___ GIVEN DATA

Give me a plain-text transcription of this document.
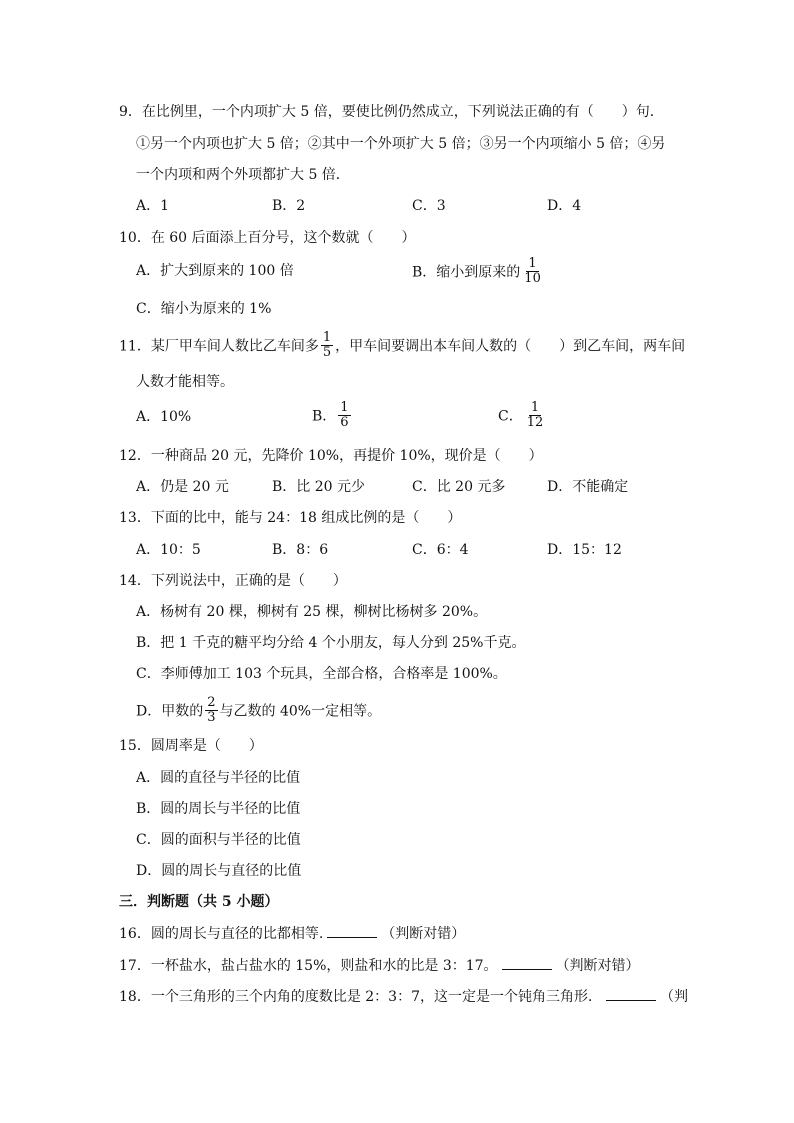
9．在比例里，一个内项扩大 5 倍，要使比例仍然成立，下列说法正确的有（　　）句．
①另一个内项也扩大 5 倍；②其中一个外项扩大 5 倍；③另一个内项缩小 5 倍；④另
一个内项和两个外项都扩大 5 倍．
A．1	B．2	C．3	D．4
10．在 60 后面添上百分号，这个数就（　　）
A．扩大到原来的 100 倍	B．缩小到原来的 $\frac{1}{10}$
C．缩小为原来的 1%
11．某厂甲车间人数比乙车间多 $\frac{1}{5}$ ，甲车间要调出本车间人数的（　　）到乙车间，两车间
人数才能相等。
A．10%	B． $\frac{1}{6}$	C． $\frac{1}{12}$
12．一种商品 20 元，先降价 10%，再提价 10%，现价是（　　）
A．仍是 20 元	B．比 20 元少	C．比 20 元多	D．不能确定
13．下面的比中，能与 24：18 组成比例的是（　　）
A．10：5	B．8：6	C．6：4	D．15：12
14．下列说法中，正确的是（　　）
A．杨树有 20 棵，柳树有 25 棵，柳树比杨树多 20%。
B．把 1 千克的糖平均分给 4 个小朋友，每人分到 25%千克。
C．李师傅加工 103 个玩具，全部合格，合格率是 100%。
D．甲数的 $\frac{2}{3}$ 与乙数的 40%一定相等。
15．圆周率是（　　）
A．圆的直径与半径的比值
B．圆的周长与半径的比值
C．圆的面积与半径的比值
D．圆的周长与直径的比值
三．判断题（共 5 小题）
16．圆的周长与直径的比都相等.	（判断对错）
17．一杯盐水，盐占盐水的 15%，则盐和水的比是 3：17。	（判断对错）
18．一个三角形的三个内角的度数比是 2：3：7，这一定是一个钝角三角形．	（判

______
___ GIVEN DATA

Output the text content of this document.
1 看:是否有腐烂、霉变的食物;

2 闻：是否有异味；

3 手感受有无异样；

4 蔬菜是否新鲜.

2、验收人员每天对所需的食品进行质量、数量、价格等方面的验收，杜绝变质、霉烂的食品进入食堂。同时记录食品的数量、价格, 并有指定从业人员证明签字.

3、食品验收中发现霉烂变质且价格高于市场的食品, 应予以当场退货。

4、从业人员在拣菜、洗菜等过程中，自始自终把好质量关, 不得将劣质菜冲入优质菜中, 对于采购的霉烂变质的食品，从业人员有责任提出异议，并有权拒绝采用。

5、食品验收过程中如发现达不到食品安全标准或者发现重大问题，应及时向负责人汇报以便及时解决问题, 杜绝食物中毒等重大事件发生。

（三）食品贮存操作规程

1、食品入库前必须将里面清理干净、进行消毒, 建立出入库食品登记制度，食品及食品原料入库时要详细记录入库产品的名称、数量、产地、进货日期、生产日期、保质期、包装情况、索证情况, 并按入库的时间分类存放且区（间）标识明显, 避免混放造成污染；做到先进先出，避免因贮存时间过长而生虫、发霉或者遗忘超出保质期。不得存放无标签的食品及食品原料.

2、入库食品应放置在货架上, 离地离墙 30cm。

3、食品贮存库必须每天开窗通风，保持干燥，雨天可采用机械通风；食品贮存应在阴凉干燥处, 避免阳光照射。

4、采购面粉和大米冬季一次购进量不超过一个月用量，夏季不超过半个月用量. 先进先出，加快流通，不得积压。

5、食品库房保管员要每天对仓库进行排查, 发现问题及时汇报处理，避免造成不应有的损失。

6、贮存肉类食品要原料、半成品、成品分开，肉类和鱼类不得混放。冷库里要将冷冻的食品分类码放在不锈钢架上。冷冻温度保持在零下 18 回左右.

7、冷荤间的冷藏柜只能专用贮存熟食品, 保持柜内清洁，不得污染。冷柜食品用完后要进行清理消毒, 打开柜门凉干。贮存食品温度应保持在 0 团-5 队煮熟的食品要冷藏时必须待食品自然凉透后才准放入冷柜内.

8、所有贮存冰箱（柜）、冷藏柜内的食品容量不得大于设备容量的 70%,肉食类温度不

______

DIRECTION
All lines of the data above that include the word "frac" must be shown.

RESPONSE TO THIS TASK
A．扩大到原来的 100 倍	B．缩小到原来的 $\frac{1}{10}$
11．某厂甲车间人数比乙车间多 $\frac{1}{5}$ ，甲车间要调出本车间人数的（　　）到乙车间，两车间
A．10%	B． $\frac{1}{6}$	C． $\frac{1}{12}$
D．甲数的 $\frac{2}{3}$ 与乙数的 40%一定相等。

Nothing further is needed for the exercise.